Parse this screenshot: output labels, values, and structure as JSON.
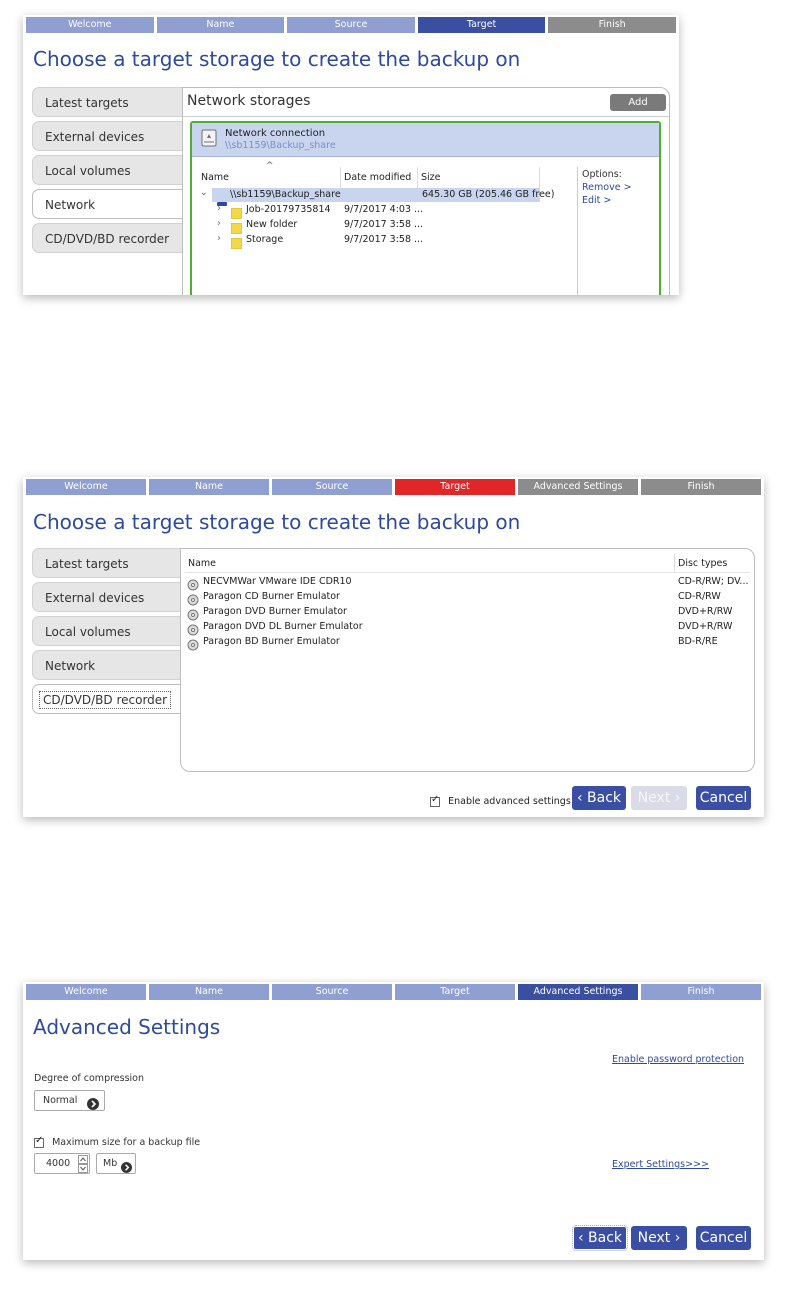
{
  "panel1": {
    "steps": [
      "Welcome",
      "Name",
      "Source",
      "Target",
      "Finish"
    ],
    "title": "Choose a target storage to create the backup on",
    "tabs": [
      "Latest targets",
      "External devices",
      "Local volumes",
      "Network",
      "CD/DVD/BD recorder"
    ],
    "storages_title": "Network storages",
    "add_label": "Add",
    "connection": {
      "name": "Network connection",
      "path": "\\\\sb1159\\Backup_share"
    },
    "columns": [
      "Name",
      "Date modified",
      "Size"
    ],
    "share_row": {
      "name": "\\\\sb1159\\Backup_share",
      "size": "645.30 GB (205.46 GB free)"
    },
    "rows": [
      {
        "name": "Job-20179735814",
        "date": "9/7/2017 4:03 ..."
      },
      {
        "name": "New folder",
        "date": "9/7/2017 3:58 ..."
      },
      {
        "name": "Storage",
        "date": "9/7/2017 3:58 ..."
      }
    ],
    "options": {
      "label": "Options:",
      "remove": "Remove >",
      "edit": "Edit >"
    }
  },
  "panel2": {
    "steps": [
      "Welcome",
      "Name",
      "Source",
      "Target",
      "Advanced Settings",
      "Finish"
    ],
    "title": "Choose a target storage to create the backup on",
    "tabs": [
      "Latest targets",
      "External devices",
      "Local volumes",
      "Network",
      "CD/DVD/BD recorder"
    ],
    "columns": [
      "Name",
      "Disc types"
    ],
    "drives": [
      {
        "name": "NECVMWar VMware IDE CDR10",
        "types": "CD-R/RW; DV..."
      },
      {
        "name": "Paragon CD Burner Emulator",
        "types": "CD-R/RW"
      },
      {
        "name": "Paragon DVD Burner Emulator",
        "types": "DVD+R/RW"
      },
      {
        "name": "Paragon DVD DL Burner Emulator",
        "types": "DVD+R/RW"
      },
      {
        "name": "Paragon BD Burner Emulator",
        "types": "BD-R/RE"
      }
    ],
    "advanced_checkbox": "Enable advanced settings",
    "back": "‹ Back",
    "next": "Next ›",
    "cancel": "Cancel"
  },
  "panel3": {
    "steps": [
      "Welcome",
      "Name",
      "Source",
      "Target",
      "Advanced Settings",
      "Finish"
    ],
    "title": "Advanced Settings",
    "password_link": "Enable password protection",
    "compression_label": "Degree of compression",
    "compression_value": "Normal",
    "maxsize_label": "Maximum size for a backup file",
    "maxsize_value": "4000",
    "unit_value": "Mb",
    "expert_link": "Expert Settings>>>",
    "back": "‹ Back",
    "next": "Next ›",
    "cancel": "Cancel"
  },
  "colors": {
    "step_default": "#8f9fd2",
    "step_current": "#3a4f9f",
    "step_grey": "#8c8c8c",
    "step_error": "#e02626",
    "title": "#2e4a9e",
    "selection": "#c9d4ef",
    "storage_border": "#4caf32"
  },
  "icons": [
    "network-drive-icon",
    "drive-icon",
    "folder-icon",
    "cd-drive-icon",
    "chevron-right-icon",
    "chevron-down-icon",
    "spinner-arrows-icon"
  ]
}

§ Aim:
Pictures in the records above are left out; print everything else exactly as written.

§ Correct result:
Parse this screenshot: output labels, values, and structure as JSON.
{
  "panel1": {
    "steps": [
      "Welcome",
      "Name",
      "Source",
      "Target",
      "Finish"
    ],
    "title": "Choose a target storage to create the backup on",
    "tabs": [
      "Latest targets",
      "External devices",
      "Local volumes",
      "Network",
      "CD/DVD/BD recorder"
    ],
    "storages_title": "Network storages",
    "add_label": "Add",
    "connection": {
      "name": "Network connection",
      "path": "\\\\sb1159\\Backup_share"
    },
    "columns": [
      "Name",
      "Date modified",
      "Size"
    ],
    "share_row": {
      "name": "\\\\sb1159\\Backup_share",
      "size": "645.30 GB (205.46 GB free)"
    },
    "rows": [
      {
        "name": "Job-20179735814",
        "date": "9/7/2017 4:03 ..."
      },
      {
        "name": "New folder",
        "date": "9/7/2017 3:58 ..."
      },
      {
        "name": "Storage",
        "date": "9/7/2017 3:58 ..."
      }
    ],
    "options": {
      "label": "Options:",
      "remove": "Remove >",
      "edit": "Edit >"
    }
  },
  "panel2": {
    "steps": [
      "Welcome",
      "Name",
      "Source",
      "Target",
      "Advanced Settings",
      "Finish"
    ],
    "title": "Choose a target storage to create the backup on",
    "tabs": [
      "Latest targets",
      "External devices",
      "Local volumes",
      "Network",
      "CD/DVD/BD recorder"
    ],
    "columns": [
      "Name",
      "Disc types"
    ],
    "drives": [
      {
        "name": "NECVMWar VMware IDE CDR10",
        "types": "CD-R/RW; DV..."
      },
      {
        "name": "Paragon CD Burner Emulator",
        "types": "CD-R/RW"
      },
      {
        "name": "Paragon DVD Burner Emulator",
        "types": "DVD+R/RW"
      },
      {
        "name": "Paragon DVD DL Burner Emulator",
        "types": "DVD+R/RW"
      },
      {
        "name": "Paragon BD Burner Emulator",
        "types": "BD-R/RE"
      }
    ],
    "advanced_checkbox": "Enable advanced settings",
    "back": "‹ Back",
    "next": "Next ›",
    "cancel": "Cancel"
  },
  "panel3": {
    "steps": [
      "Welcome",
      "Name",
      "Source",
      "Target",
      "Advanced Settings",
      "Finish"
    ],
    "title": "Advanced Settings",
    "password_link": "Enable password protection",
    "compression_label": "Degree of compression",
    "compression_value": "Normal",
    "maxsize_label": "Maximum size for a backup file",
    "maxsize_value": "4000",
    "unit_value": "Mb",
    "expert_link": "Expert Settings>>>",
    "back": "‹ Back",
    "next": "Next ›",
    "cancel": "Cancel"
  },
  "colors": {
    "step_default": "#8f9fd2",
    "step_current": "#3a4f9f",
    "step_grey": "#8c8c8c",
    "step_error": "#e02626",
    "title": "#2e4a9e",
    "selection": "#c9d4ef",
    "storage_border": "#4caf32"
  },
  "icons": [
    "network-drive-icon",
    "drive-icon",
    "folder-icon",
    "cd-drive-icon",
    "chevron-right-icon",
    "chevron-down-icon",
    "spinner-arrows-icon"
  ]
}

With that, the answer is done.